══ Raw records
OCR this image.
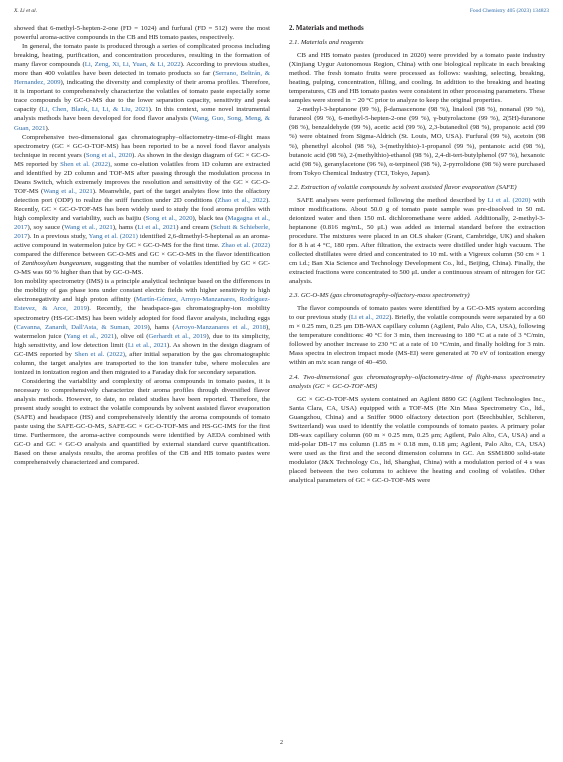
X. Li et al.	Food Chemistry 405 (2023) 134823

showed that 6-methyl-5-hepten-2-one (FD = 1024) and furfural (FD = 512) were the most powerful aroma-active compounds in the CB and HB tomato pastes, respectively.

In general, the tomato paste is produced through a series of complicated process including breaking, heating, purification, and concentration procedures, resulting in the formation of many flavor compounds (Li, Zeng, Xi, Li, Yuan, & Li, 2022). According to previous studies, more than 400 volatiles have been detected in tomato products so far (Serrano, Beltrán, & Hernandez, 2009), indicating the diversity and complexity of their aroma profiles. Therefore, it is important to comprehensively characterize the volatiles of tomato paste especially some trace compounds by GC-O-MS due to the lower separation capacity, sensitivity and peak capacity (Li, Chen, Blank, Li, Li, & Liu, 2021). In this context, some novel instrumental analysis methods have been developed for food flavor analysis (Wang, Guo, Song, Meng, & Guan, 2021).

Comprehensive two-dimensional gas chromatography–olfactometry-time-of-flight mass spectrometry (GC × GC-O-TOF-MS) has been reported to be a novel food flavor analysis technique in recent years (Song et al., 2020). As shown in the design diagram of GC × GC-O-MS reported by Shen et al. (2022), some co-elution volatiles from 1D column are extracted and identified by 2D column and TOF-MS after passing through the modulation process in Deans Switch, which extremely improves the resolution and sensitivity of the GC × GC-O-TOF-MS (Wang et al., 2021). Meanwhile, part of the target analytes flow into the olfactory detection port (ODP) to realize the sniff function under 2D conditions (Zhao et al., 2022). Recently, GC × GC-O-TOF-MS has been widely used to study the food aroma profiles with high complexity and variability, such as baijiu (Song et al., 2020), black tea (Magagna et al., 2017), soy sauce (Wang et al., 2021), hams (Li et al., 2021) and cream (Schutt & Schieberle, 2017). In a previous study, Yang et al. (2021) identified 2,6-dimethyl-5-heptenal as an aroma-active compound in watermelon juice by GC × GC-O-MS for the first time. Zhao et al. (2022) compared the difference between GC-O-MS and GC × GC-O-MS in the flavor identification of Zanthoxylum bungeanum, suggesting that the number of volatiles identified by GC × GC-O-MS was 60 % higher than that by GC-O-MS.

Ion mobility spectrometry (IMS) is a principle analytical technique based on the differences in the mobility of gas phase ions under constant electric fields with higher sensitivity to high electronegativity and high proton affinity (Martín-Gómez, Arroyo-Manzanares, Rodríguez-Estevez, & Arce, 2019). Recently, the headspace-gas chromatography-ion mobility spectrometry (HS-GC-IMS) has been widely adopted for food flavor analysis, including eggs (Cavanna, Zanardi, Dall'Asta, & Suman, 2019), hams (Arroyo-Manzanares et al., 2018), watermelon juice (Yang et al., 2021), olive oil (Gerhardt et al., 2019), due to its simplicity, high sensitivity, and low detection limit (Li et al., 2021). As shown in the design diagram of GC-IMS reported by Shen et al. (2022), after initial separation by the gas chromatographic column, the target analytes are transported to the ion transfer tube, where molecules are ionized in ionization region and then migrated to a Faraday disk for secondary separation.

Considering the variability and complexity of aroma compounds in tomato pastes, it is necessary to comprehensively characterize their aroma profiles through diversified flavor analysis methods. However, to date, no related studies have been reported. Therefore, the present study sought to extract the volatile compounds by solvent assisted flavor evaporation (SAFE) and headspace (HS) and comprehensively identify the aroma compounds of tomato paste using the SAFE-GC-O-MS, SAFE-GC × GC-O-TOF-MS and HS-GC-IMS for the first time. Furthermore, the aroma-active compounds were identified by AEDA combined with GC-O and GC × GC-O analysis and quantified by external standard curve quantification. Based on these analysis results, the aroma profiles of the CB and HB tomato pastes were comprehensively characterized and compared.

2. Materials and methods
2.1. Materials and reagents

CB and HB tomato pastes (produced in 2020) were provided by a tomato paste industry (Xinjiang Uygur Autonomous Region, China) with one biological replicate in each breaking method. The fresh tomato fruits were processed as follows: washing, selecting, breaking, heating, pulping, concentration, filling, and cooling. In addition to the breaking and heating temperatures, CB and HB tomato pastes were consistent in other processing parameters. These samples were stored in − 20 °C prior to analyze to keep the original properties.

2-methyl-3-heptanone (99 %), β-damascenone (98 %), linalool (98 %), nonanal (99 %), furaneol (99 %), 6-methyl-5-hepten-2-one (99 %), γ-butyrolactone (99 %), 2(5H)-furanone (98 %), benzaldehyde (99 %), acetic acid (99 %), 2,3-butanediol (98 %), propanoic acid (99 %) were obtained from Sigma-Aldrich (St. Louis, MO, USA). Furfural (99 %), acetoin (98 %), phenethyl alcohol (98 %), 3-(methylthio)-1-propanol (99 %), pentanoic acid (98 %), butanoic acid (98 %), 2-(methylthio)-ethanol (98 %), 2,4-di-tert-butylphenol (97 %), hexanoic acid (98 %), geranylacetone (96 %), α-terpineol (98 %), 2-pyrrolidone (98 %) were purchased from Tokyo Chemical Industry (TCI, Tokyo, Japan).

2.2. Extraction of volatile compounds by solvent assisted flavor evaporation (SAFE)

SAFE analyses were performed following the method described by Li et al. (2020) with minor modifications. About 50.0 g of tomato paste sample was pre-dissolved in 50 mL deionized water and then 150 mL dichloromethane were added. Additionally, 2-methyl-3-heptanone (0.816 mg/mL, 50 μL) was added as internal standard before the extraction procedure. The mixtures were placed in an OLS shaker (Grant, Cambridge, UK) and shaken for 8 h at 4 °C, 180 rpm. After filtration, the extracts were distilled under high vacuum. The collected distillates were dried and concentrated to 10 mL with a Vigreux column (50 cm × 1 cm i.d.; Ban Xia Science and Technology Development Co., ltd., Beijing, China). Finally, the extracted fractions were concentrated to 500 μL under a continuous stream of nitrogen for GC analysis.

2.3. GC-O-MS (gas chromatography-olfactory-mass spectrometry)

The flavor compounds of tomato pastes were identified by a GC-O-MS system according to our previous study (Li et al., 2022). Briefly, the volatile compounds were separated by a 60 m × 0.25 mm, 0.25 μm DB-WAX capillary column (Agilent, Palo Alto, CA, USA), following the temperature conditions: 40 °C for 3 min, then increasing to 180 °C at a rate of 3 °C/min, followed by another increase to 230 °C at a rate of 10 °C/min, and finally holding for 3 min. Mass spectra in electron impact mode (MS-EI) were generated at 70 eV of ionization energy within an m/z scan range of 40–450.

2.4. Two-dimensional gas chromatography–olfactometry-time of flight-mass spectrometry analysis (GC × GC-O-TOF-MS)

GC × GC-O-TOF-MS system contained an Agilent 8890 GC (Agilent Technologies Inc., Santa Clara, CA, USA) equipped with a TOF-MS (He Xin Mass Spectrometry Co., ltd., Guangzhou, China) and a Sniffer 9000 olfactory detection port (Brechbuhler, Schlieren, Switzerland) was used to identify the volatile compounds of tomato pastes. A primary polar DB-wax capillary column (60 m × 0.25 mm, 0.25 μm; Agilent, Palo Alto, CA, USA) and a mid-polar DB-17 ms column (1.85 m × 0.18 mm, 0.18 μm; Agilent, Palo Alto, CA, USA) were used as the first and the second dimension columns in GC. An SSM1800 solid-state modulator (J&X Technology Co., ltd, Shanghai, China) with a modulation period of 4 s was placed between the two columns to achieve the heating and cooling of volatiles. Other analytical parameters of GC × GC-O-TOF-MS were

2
════
Will you set down the records word for word while leaving out every picture?

OCR this image.
X. Li et al.	Food Chemistry 405 (2023) 134823

showed that 6-methyl-5-hepten-2-one (FD = 1024) and furfural (FD = 512) were the most powerful aroma-active compounds in the CB and HB tomato pastes, respectively.

In general, the tomato paste is produced through a series of complicated process including breaking, heating, purification, and concentration procedures, resulting in the formation of many flavor compounds (Li, Zeng, Xi, Li, Yuan, & Li, 2022). According to previous studies, more than 400 volatiles have been detected in tomato products so far (Serrano, Beltrán, & Hernandez, 2009), indicating the diversity and complexity of their aroma profiles. Therefore, it is important to comprehensively characterize the volatiles of tomato paste especially some trace compounds by GC-O-MS due to the lower separation capacity, sensitivity and peak capacity (Li, Chen, Blank, Li, Li, & Liu, 2021). In this context, some novel instrumental analysis methods have been developed for food flavor analysis (Wang, Guo, Song, Meng, & Guan, 2021).

Comprehensive two-dimensional gas chromatography–olfactometry-time-of-flight mass spectrometry (GC × GC-O-TOF-MS) has been reported to be a novel food flavor analysis technique in recent years (Song et al., 2020). As shown in the design diagram of GC × GC-O-MS reported by Shen et al. (2022), some co-elution volatiles from 1D column are extracted and identified by 2D column and TOF-MS after passing through the modulation process in Deans Switch, which extremely improves the resolution and sensitivity of the GC × GC-O-TOF-MS (Wang et al., 2021). Meanwhile, part of the target analytes flow into the olfactory detection port (ODP) to realize the sniff function under 2D conditions (Zhao et al., 2022). Recently, GC × GC-O-TOF-MS has been widely used to study the food aroma profiles with high complexity and variability, such as baijiu (Song et al., 2020), black tea (Magagna et al., 2017), soy sauce (Wang et al., 2021), hams (Li et al., 2021) and cream (Schutt & Schieberle, 2017). In a previous study, Yang et al. (2021) identified 2,6-dimethyl-5-heptenal as an aroma-active compound in watermelon juice by GC × GC-O-MS for the first time. Zhao et al. (2022) compared the difference between GC-O-MS and GC × GC-O-MS in the flavor identification of Zanthoxylum bungeanum, suggesting that the number of volatiles identified by GC × GC-O-MS was 60 % higher than that by GC-O-MS.

Ion mobility spectrometry (IMS) is a principle analytical technique based on the differences in the mobility of gas phase ions under constant electric fields with higher sensitivity to high electronegativity and high proton affinity (Martín-Gómez, Arroyo-Manzanares, Rodríguez-Estevez, & Arce, 2019). Recently, the headspace-gas chromatography-ion mobility spectrometry (HS-GC-IMS) has been widely adopted for food flavor analysis, including eggs (Cavanna, Zanardi, Dall'Asta, & Suman, 2019), hams (Arroyo-Manzanares et al., 2018), watermelon juice (Yang et al., 2021), olive oil (Gerhardt et al., 2019), due to its simplicity, high sensitivity, and low detection limit (Li et al., 2021). As shown in the design diagram of GC-IMS reported by Shen et al. (2022), after initial separation by the gas chromatographic column, the target analytes are transported to the ion transfer tube, where molecules are ionized in ionization region and then migrated to a Faraday disk for secondary separation.

Considering the variability and complexity of aroma compounds in tomato pastes, it is necessary to comprehensively characterize their aroma profiles through diversified flavor analysis methods. However, to date, no related studies have been reported. Therefore, the present study sought to extract the volatile compounds by solvent assisted flavor evaporation (SAFE) and headspace (HS) and comprehensively identify the aroma compounds of tomato paste using the SAFE-GC-O-MS, SAFE-GC × GC-O-TOF-MS and HS-GC-IMS for the first time. Furthermore, the aroma-active compounds were identified by AEDA combined with GC-O and GC × GC-O analysis and quantified by external standard curve quantification. Based on these analysis results, the aroma profiles of the CB and HB tomato pastes were comprehensively characterized and compared.

2. Materials and methods
2.1. Materials and reagents

CB and HB tomato pastes (produced in 2020) were provided by a tomato paste industry (Xinjiang Uygur Autonomous Region, China) with one biological replicate in each breaking method. The fresh tomato fruits were processed as follows: washing, selecting, breaking, heating, pulping, concentration, filling, and cooling. In addition to the breaking and heating temperatures, CB and HB tomato pastes were consistent in other processing parameters. These samples were stored in − 20 °C prior to analyze to keep the original properties.

2-methyl-3-heptanone (99 %), β-damascenone (98 %), linalool (98 %), nonanal (99 %), furaneol (99 %), 6-methyl-5-hepten-2-one (99 %), γ-butyrolactone (99 %), 2(5H)-furanone (98 %), benzaldehyde (99 %), acetic acid (99 %), 2,3-butanediol (98 %), propanoic acid (99 %) were obtained from Sigma-Aldrich (St. Louis, MO, USA). Furfural (99 %), acetoin (98 %), phenethyl alcohol (98 %), 3-(methylthio)-1-propanol (99 %), pentanoic acid (98 %), butanoic acid (98 %), 2-(methylthio)-ethanol (98 %), 2,4-di-tert-butylphenol (97 %), hexanoic acid (98 %), geranylacetone (96 %), α-terpineol (98 %), 2-pyrrolidone (98 %) were purchased from Tokyo Chemical Industry (TCI, Tokyo, Japan).

2.2. Extraction of volatile compounds by solvent assisted flavor evaporation (SAFE)

SAFE analyses were performed following the method described by Li et al. (2020) with minor modifications. About 50.0 g of tomato paste sample was pre-dissolved in 50 mL deionized water and then 150 mL dichloromethane were added. Additionally, 2-methyl-3-heptanone (0.816 mg/mL, 50 μL) was added as internal standard before the extraction procedure. The mixtures were placed in an OLS shaker (Grant, Cambridge, UK) and shaken for 8 h at 4 °C, 180 rpm. After filtration, the extracts were distilled under high vacuum. The collected distillates were dried and concentrated to 10 mL with a Vigreux column (50 cm × 1 cm i.d.; Ban Xia Science and Technology Development Co., ltd., Beijing, China). Finally, the extracted fractions were concentrated to 500 μL under a continuous stream of nitrogen for GC analysis.

2.3. GC-O-MS (gas chromatography-olfactory-mass spectrometry)

The flavor compounds of tomato pastes were identified by a GC-O-MS system according to our previous study (Li et al., 2022). Briefly, the volatile compounds were separated by a 60 m × 0.25 mm, 0.25 μm DB-WAX capillary column (Agilent, Palo Alto, CA, USA), following the temperature conditions: 40 °C for 3 min, then increasing to 180 °C at a rate of 3 °C/min, followed by another increase to 230 °C at a rate of 10 °C/min, and finally holding for 3 min. Mass spectra in electron impact mode (MS-EI) were generated at 70 eV of ionization energy within an m/z scan range of 40–450.

2.4. Two-dimensional gas chromatography–olfactometry-time of flight-mass spectrometry analysis (GC × GC-O-TOF-MS)

GC × GC-O-TOF-MS system contained an Agilent 8890 GC (Agilent Technologies Inc., Santa Clara, CA, USA) equipped with a TOF-MS (He Xin Mass Spectrometry Co., ltd., Guangzhou, China) and a Sniffer 9000 olfactory detection port (Brechbuhler, Schlieren, Switzerland) was used to identify the volatile compounds of tomato pastes. A primary polar DB-wax capillary column (60 m × 0.25 mm, 0.25 μm; Agilent, Palo Alto, CA, USA) and a mid-polar DB-17 ms column (1.85 m × 0.18 mm, 0.18 μm; Agilent, Palo Alto, CA, USA) were used as the first and the second dimension columns in GC. An SSM1800 solid-state modulator (J&X Technology Co., ltd, Shanghai, China) with a modulation period of 4 s was placed between the two columns to achieve the heating and cooling of volatiles. Other analytical parameters of GC × GC-O-TOF-MS were

2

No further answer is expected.